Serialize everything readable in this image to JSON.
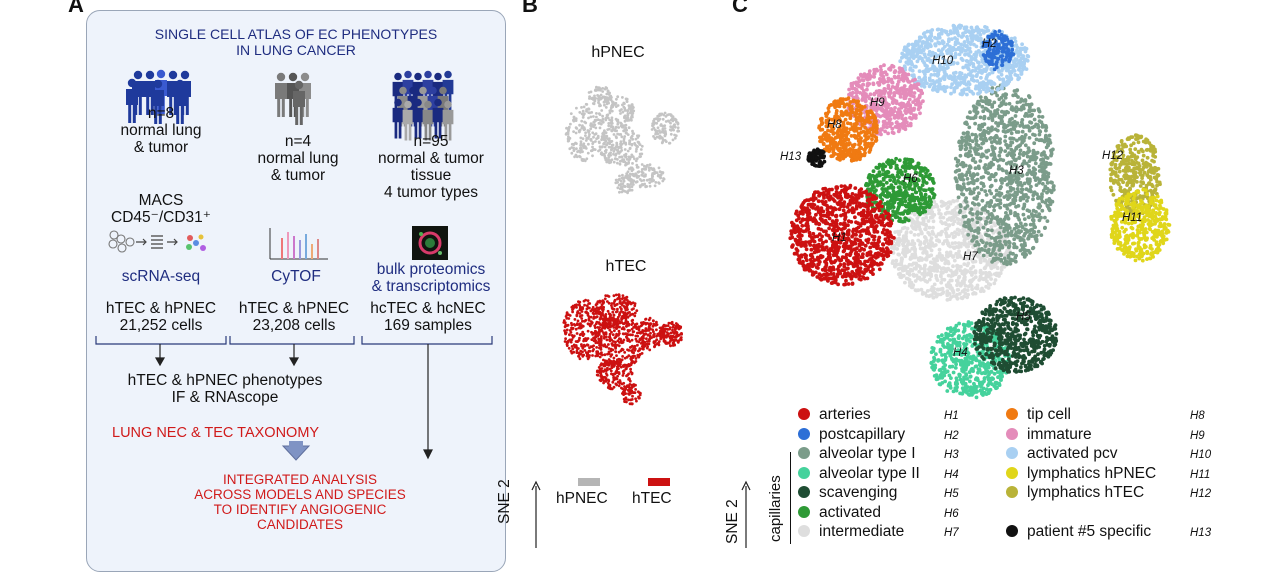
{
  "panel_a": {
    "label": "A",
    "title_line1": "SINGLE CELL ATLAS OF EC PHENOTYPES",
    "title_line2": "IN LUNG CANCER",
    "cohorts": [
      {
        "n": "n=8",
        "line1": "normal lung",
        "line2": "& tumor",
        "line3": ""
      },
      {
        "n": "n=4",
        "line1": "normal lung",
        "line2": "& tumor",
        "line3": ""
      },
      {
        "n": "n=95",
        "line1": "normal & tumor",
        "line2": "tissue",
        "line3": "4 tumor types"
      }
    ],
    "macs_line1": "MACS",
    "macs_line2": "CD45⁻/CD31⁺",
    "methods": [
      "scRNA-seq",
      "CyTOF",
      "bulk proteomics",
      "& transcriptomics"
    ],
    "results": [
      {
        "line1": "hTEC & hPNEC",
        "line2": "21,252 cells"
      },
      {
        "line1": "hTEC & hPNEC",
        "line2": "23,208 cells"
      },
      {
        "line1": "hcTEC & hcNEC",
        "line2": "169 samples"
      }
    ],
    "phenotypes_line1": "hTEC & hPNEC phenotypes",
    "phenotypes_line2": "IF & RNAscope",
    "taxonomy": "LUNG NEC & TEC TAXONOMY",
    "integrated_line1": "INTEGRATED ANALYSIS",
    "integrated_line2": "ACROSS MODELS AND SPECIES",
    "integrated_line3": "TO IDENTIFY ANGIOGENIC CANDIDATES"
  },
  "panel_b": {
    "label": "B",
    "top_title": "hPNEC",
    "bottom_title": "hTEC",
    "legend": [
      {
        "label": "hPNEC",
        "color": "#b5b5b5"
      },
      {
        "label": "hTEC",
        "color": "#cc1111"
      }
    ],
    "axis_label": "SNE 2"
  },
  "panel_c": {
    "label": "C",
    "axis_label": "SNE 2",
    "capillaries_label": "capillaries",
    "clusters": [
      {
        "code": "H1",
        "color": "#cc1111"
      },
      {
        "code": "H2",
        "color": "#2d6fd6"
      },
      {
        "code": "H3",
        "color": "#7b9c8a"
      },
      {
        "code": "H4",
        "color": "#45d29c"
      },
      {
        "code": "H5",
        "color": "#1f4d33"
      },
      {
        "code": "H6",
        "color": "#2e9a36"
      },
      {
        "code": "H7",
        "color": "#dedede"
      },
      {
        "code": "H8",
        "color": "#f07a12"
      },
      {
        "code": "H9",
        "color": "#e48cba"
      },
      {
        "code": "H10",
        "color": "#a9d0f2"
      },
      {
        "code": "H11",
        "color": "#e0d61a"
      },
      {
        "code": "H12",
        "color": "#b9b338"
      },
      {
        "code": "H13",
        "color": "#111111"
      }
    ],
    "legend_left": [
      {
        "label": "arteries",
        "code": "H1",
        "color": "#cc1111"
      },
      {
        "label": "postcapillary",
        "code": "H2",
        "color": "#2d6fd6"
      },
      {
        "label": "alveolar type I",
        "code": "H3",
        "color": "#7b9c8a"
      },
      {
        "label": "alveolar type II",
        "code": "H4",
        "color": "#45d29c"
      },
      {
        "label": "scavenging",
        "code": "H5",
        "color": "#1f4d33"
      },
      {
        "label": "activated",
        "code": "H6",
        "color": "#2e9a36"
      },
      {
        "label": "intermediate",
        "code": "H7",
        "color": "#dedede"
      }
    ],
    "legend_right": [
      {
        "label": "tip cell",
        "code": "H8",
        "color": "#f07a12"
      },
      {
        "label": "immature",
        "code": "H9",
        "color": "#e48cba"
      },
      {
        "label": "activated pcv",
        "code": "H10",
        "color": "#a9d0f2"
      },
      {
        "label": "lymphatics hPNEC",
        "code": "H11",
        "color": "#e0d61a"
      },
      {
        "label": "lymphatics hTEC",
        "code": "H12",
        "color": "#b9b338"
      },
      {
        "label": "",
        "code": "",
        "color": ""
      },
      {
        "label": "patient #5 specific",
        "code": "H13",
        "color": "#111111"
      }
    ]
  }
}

...

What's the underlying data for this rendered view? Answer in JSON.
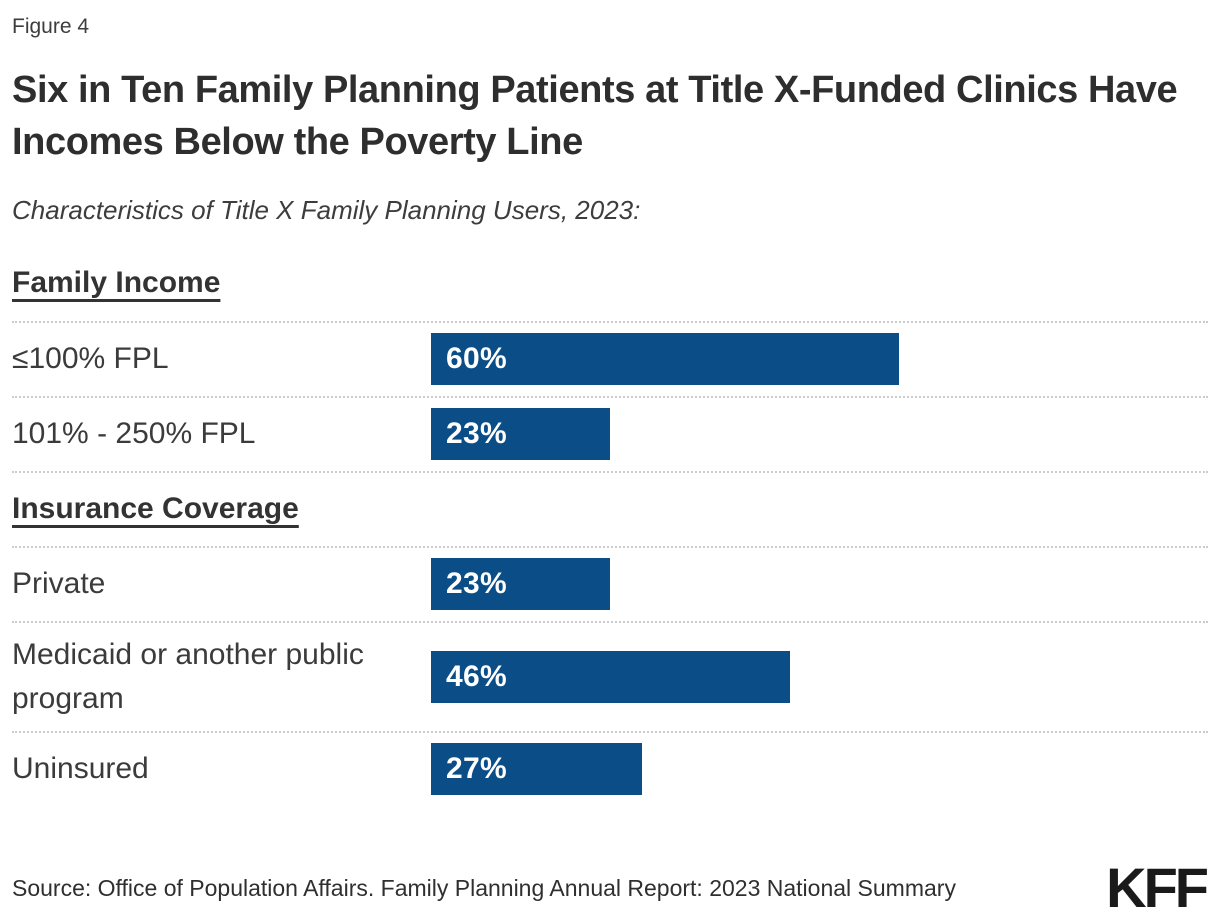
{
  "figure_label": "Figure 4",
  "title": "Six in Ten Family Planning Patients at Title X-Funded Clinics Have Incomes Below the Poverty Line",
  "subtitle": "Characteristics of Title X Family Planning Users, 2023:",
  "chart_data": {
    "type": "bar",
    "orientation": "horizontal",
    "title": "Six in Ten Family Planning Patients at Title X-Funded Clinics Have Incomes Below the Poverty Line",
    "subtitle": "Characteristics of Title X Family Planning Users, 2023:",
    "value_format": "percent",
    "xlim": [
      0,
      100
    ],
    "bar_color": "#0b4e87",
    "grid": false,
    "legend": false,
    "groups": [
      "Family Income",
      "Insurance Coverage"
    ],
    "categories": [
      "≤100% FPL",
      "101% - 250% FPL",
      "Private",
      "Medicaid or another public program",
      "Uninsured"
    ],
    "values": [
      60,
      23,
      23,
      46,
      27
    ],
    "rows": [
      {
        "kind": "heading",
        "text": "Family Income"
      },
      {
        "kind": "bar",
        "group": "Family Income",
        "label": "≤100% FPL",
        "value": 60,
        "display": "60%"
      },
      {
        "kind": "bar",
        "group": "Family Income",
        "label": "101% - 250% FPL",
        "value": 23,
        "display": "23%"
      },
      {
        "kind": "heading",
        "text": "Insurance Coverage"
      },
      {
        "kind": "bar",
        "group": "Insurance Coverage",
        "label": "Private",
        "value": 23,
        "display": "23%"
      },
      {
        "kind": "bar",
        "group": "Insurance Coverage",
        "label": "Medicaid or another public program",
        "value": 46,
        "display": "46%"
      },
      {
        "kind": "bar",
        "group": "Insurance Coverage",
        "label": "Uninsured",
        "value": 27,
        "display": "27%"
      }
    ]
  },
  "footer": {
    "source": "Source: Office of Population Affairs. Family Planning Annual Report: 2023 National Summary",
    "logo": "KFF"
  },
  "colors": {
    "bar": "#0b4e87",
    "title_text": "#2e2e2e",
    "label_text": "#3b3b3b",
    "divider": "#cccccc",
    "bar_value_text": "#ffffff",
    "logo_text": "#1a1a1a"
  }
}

_AIM OF THE EXERCISE_
Which lines of the data include "program"? Copy each of them.

_EXPECTED ANSWER_
      "Medicaid or another public program",
        "label": "Medicaid or another public program",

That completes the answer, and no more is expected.